Written request » Where a line holds the string "JSON", return that line.

Task data »
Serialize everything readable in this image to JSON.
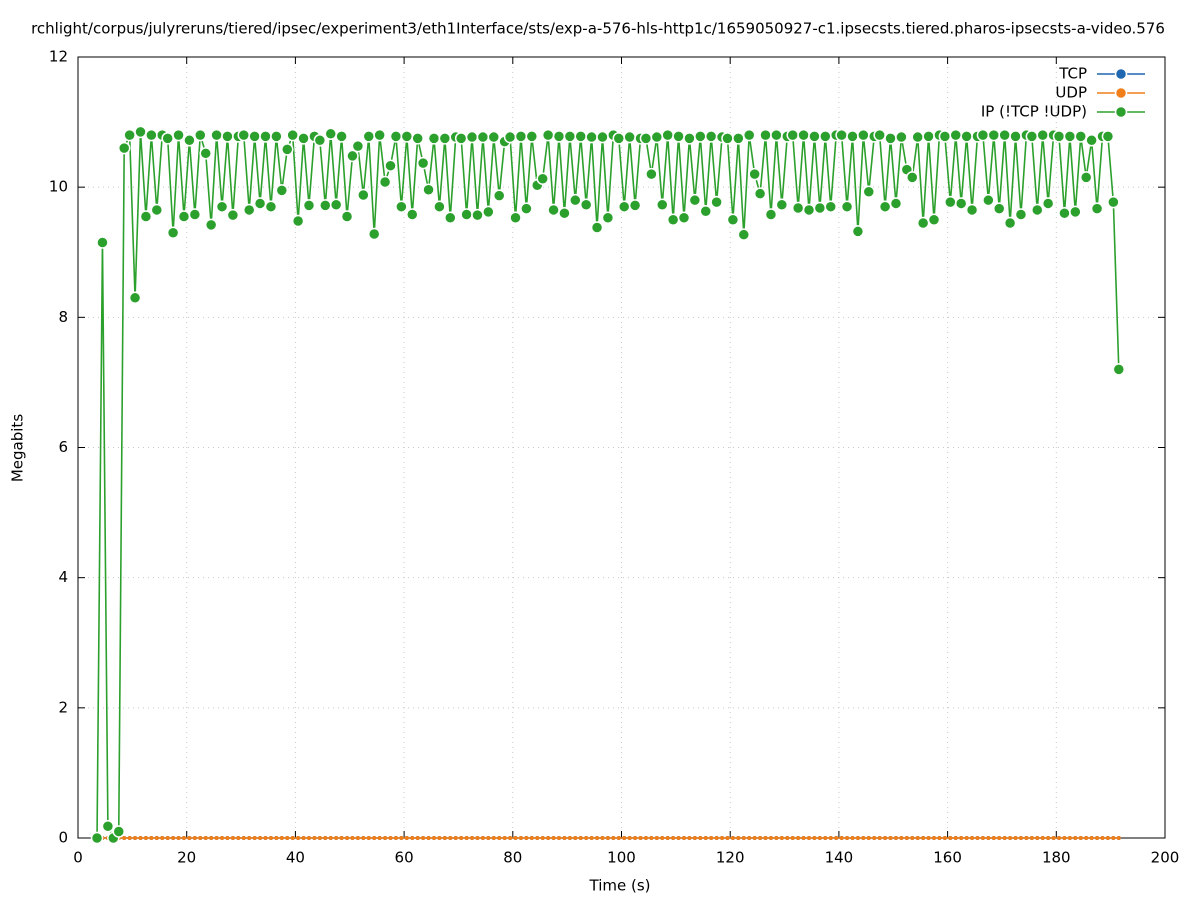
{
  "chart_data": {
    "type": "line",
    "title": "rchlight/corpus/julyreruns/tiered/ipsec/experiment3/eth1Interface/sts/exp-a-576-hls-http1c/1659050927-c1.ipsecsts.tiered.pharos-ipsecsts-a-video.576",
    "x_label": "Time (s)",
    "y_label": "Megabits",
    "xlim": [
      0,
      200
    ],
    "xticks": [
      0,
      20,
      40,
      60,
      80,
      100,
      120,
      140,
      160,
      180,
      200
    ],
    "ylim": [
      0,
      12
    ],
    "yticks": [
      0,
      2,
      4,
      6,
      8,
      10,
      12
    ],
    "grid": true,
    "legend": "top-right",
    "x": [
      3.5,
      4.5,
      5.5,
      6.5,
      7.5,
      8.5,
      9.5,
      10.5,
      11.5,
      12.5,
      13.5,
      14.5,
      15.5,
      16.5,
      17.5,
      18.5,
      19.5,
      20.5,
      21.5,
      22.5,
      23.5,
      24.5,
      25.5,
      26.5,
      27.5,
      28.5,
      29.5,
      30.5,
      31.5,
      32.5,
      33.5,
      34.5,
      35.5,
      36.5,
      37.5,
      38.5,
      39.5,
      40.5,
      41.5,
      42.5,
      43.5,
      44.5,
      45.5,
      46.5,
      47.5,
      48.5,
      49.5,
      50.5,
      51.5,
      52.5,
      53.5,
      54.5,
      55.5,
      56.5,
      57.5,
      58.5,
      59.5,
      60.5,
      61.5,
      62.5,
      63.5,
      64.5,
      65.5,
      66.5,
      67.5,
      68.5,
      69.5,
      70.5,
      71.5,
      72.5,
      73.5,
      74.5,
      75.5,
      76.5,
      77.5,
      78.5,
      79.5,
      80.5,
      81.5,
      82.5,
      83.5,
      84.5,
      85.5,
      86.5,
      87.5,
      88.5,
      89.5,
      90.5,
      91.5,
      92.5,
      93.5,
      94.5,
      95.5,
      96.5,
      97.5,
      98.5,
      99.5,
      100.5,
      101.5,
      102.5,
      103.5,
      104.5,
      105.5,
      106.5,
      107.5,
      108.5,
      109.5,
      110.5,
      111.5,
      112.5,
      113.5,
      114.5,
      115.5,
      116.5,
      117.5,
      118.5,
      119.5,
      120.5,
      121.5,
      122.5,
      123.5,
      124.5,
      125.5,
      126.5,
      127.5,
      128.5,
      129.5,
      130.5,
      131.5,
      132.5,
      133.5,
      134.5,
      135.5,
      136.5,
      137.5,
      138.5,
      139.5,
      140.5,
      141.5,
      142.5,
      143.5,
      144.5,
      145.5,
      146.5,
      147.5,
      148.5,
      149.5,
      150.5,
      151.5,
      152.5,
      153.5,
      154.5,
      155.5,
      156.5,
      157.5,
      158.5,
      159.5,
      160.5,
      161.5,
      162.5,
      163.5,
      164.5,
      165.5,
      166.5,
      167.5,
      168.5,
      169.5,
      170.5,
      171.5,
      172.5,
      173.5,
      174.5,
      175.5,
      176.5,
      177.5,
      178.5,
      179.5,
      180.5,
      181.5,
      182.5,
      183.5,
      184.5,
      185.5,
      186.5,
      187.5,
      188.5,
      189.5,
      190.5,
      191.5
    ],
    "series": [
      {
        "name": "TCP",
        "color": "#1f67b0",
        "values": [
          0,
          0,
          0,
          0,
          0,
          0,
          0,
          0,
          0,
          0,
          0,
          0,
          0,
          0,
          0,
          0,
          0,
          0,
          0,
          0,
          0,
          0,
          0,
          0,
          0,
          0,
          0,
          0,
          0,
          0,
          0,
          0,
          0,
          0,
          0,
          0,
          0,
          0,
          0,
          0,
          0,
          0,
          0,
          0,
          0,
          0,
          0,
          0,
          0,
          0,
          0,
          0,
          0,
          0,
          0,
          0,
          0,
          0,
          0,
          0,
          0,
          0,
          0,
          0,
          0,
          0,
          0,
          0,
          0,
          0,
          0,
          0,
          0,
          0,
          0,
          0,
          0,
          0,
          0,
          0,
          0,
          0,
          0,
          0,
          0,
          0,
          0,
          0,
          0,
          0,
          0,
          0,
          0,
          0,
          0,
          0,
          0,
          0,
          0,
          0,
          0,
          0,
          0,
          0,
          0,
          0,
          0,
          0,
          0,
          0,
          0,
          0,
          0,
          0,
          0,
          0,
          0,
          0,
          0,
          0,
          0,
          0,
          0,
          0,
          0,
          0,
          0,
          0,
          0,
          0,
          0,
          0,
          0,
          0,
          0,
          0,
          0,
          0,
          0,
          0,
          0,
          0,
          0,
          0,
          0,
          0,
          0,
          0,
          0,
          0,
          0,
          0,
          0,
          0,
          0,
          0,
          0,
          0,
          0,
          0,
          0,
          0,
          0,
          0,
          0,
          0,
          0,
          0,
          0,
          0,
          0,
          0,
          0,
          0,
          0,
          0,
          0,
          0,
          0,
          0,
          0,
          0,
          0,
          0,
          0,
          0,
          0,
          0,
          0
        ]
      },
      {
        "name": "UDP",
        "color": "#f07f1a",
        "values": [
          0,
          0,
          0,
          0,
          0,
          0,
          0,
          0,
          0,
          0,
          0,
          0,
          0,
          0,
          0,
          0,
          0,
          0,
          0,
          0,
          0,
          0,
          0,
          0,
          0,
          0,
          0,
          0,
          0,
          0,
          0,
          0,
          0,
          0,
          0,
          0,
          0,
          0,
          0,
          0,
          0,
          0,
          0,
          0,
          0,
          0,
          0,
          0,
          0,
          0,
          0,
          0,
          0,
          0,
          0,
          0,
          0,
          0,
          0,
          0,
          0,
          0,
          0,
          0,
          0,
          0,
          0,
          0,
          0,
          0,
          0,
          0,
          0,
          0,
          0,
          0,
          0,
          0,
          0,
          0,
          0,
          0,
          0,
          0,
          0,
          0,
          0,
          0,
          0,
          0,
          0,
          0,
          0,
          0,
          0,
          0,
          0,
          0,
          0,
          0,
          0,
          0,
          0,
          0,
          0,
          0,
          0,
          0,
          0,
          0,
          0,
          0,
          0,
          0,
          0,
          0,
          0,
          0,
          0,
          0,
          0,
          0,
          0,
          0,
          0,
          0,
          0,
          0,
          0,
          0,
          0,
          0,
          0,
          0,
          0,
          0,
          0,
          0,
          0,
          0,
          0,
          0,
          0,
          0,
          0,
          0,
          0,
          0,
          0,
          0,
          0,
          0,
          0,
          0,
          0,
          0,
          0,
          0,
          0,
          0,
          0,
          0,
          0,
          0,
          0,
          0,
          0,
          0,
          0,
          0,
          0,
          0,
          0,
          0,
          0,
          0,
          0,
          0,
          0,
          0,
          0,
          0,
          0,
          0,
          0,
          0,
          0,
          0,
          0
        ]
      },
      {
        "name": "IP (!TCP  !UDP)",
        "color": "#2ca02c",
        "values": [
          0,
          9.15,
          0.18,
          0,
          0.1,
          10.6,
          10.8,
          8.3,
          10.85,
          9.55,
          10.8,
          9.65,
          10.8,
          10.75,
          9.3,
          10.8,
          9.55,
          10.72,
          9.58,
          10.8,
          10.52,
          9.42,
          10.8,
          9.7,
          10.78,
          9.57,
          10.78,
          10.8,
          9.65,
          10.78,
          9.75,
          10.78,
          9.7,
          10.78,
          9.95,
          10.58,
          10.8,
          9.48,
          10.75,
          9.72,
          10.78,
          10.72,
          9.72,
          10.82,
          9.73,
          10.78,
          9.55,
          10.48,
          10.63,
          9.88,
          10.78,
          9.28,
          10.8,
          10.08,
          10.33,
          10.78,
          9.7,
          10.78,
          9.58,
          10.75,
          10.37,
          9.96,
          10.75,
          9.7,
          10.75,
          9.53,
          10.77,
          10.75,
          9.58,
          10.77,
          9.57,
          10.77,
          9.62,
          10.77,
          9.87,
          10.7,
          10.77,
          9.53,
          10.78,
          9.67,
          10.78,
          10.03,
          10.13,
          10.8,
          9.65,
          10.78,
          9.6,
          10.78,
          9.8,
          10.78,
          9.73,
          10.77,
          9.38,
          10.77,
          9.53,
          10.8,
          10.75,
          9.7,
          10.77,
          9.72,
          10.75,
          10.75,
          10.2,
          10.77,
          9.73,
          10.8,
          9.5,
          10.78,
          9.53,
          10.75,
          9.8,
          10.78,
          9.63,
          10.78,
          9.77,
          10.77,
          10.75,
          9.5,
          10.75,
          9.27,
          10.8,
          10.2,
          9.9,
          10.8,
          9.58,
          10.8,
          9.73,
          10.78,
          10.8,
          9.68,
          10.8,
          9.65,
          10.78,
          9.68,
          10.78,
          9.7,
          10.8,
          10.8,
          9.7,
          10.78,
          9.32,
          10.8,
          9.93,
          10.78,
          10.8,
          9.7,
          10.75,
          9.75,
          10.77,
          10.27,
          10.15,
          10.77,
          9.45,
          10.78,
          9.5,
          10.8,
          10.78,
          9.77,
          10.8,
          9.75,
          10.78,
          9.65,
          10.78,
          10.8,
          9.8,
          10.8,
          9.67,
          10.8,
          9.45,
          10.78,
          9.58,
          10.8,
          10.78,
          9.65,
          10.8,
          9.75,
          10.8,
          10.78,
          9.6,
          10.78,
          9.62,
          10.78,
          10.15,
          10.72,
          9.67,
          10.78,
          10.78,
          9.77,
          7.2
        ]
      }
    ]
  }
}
...
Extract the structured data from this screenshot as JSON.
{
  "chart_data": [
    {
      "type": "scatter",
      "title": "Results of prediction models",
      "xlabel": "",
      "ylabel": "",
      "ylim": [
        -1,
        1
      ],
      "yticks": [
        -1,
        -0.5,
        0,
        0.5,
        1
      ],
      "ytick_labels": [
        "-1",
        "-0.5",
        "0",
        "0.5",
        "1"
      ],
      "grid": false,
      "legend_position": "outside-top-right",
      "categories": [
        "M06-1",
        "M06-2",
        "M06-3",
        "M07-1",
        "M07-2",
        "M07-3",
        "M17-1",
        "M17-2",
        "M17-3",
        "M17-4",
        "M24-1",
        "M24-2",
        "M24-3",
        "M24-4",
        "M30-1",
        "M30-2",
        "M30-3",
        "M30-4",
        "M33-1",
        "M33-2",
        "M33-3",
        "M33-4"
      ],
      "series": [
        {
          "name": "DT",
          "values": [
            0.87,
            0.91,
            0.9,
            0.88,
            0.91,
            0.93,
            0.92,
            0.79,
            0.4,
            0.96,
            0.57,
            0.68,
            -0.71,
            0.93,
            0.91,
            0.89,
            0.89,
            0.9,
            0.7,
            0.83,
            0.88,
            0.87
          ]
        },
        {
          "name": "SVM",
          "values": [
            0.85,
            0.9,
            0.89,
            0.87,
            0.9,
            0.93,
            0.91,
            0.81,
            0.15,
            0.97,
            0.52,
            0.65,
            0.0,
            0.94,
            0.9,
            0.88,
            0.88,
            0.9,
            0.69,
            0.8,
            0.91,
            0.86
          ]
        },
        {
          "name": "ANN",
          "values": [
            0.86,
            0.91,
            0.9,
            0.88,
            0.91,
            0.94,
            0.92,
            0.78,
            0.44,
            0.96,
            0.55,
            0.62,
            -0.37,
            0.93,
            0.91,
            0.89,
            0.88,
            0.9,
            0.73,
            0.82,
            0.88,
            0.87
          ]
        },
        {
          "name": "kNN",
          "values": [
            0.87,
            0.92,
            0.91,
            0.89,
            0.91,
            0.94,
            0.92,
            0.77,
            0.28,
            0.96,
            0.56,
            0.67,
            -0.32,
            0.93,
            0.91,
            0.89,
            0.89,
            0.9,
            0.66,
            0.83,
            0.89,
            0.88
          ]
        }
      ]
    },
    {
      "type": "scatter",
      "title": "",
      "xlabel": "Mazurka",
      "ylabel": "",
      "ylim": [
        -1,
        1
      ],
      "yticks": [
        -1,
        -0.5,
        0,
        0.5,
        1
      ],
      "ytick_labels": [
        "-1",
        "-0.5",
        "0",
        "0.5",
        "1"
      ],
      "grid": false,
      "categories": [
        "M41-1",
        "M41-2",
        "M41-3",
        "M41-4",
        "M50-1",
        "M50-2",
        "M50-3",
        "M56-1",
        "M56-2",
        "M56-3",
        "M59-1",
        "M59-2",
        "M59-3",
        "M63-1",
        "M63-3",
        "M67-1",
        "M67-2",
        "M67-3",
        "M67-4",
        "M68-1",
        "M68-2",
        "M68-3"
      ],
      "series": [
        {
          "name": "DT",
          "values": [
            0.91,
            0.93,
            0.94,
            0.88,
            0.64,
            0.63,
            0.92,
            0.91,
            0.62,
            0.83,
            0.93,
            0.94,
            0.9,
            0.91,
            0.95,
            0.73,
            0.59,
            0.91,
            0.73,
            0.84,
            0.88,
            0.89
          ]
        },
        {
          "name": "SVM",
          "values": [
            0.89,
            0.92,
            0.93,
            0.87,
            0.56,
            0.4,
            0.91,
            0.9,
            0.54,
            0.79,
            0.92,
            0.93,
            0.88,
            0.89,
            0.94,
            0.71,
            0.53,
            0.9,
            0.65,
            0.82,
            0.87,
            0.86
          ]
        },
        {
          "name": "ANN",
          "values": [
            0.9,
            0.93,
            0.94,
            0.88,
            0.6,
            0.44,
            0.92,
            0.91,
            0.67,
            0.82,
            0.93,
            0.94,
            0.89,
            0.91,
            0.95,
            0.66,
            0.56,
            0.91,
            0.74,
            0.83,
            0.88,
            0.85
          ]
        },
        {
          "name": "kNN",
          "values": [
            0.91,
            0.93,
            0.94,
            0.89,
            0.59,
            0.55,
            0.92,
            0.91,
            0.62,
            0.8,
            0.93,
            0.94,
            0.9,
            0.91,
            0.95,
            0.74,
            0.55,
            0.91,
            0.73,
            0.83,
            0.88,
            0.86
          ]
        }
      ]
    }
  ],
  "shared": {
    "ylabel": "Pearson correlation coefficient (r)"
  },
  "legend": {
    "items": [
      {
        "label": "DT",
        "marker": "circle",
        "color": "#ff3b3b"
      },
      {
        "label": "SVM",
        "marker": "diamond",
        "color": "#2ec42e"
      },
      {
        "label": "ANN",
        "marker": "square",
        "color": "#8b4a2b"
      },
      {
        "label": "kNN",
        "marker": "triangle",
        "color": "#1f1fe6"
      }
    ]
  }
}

The answer »
Serialize everything readable in this image to JSON.
Extract the structured data from this screenshot as JSON.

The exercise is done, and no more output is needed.